DATA FOR THE TASK:
--*--
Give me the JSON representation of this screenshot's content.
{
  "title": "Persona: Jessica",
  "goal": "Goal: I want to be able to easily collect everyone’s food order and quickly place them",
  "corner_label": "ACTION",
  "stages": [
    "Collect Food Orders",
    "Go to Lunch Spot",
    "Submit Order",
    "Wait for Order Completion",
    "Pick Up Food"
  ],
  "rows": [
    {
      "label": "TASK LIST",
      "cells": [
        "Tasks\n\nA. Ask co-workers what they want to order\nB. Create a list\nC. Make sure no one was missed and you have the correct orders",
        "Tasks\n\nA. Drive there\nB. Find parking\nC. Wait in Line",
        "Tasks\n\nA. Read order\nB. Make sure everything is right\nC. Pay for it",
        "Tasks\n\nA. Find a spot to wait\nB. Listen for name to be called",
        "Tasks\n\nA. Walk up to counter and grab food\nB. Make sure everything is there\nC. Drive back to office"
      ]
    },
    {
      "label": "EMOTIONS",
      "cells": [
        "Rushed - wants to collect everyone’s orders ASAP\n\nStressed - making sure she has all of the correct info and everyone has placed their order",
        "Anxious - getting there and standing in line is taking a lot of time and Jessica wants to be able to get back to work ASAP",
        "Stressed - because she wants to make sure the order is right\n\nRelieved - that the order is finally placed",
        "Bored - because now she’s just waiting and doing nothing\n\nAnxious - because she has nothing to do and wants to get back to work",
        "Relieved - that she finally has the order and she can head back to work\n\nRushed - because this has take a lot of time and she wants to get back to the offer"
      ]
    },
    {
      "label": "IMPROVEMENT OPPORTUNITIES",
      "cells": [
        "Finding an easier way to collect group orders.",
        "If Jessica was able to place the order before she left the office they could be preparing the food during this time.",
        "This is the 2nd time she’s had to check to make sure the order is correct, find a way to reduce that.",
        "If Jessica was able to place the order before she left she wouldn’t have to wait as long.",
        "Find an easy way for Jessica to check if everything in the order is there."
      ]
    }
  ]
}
--*--
Working from the listing above, pick out every line that has "placed" and copy it.

        "Rushed - wants to collect everyone’s orders ASAP\n\nStressed - making sure she has all of the correct info and everyone has placed their order",
        "Stressed - because she wants to make sure the order is right\n\nRelieved - that the order is finally placed",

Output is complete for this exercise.